◆ **Document**

Cour martiale

Informations sur la décision

Résumé :

Date de l'ouverture du procès : 25 janvier 2010

Endroit : Centre Asticou, bloc 2600, pièce 2601 (salle de cour), 241 boulevard de la Cité-des-Jeunes, Gatineau, QC

Chefs d'accusation
•Chef d'accusation 1 (subsidiaire au chef d'accusation 2) : Art. 130 LDN, meurtre au deuxième degré (art. 235(1) C. cr.).
•Chef d'accusation 2 (subsidiaire au chef d'accusation 1) : Art. 130 LDN, tentative de meurtre où il y a eu usage d'une arme à feu (art. 239(1)(a.1) C. cr.).
•Chef d'accusation 3 : Art. 93 LDN, comportement déshonorant.
•Chef d'accusation 4 : Art. 124 LDN, a exécuté avec négligence une tâche militaire.

Résultats
•VERDICTS : Chefs d'accusation 1, 2, 4 : Non coupable. Chef d'accusation 3 : Coupable.
•SENTENCE : Destitution du service de Sa Majesté et une rétrogradation au grade de sous-lieutenant.

Contenu de la décision

COUR MARTIALE

 

Référence :  R. c. Semrau, 2010 CM 1002

 

Date :  20100125

Dossier :  200945

 

Cour martiale générale

 

Salle d’audience du Centre Asticou

Gatineau (Québec), Canada

 

Entre : 

 

Sa Majesté la Reine

 

- et -

 

Le capitaine R.A. Semrau, demandeur

 

 

Sous la présidence du colonel M. Dutil, J.M.C.

 


 

DÉCISION CONCERNANT UNE DEMANDE FONDÉE SUR L’ARTICLE 191 DE LA LOI SUR LA DÉFENSE NATIONALE ET SUR L’ARTICLE 112.03 DES ORDONNANCES ET RÈGLEMENTS ROYAUX APPLICABLES AUX FORCES CANADIENNES À L’ÉGARD D’UNE VIOLATION DE L’ARTICLE 7 ET DE L’ALINÉA 11d) DE LA CHARTE CANADIENNE DES DROITS ET LIBERTÉS ET VISANTÀ OBTENIR UNE ORDONNANCE MODIFIANT LE PARAGRAPHE 10 DES DIRECTIVES ADMINISTRATIVES DE LA COUR MARTIALE COMMUNIQUÉES PAR L’ADMINISTRATEUR DE LA COUR MARTIALE LE 17 DÉCEMBRE 2009 AU SUJET DE LA TENUE VESTIMENTAIRE DES PARTICIPANTS AUX AUDIENCES DEVANT LA COUR MARTIALE.

 

(Prononcée de vive voix)

◆ **Consigne 1**
Reproduisez le passage du document allant de « Date de l'ouverture » jusqu'à « une tâche militaire. ».
◆ **Consigne 2**
Répondez à ces questions d'après le document :
(a) Quelle est la date d'ouverture du procès ?
(b) Qui préside la cour martiale ?
(c) Quel verdict est rendu pour le chef d'accusation 3 ?
Appuyez-vous uniquement sur le document.

◆ **Données affichées**
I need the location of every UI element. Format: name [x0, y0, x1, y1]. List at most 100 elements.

◆ **Réponse 1**
Date de l'ouverture du procès : 25 janvier 2010

Endroit : Centre Asticou, bloc 2600, pièce 2601 (salle de cour), 241 boulevard de la Cité-des-Jeunes, Gatineau, QC

Chefs d'accusation
•Chef d'accusation 1 (subsidiaire au chef d'accusation 2) : Art. 130 LDN, meurtre au deuxième degré (art. 235(1) C. cr.).
•Chef d'accusation 2 (subsidiaire au chef d'accusation 1) : Art. 130 LDN, tentative de meurtre où il y a eu usage d'une arme à feu (art. 239(1)(a.1) C. cr.).
•Chef d'accusation 3 : Art. 93 LDN, comportement déshonorant.
•Chef d'accusation 4 : Art. 124 LDN, a exécuté avec négligence une tâche militaire.

◆ **Réponse 2**
(a) Le 25 janvier 2010.
(b) Le colonel M. Dutil, J.M.C.
(c) Coupable.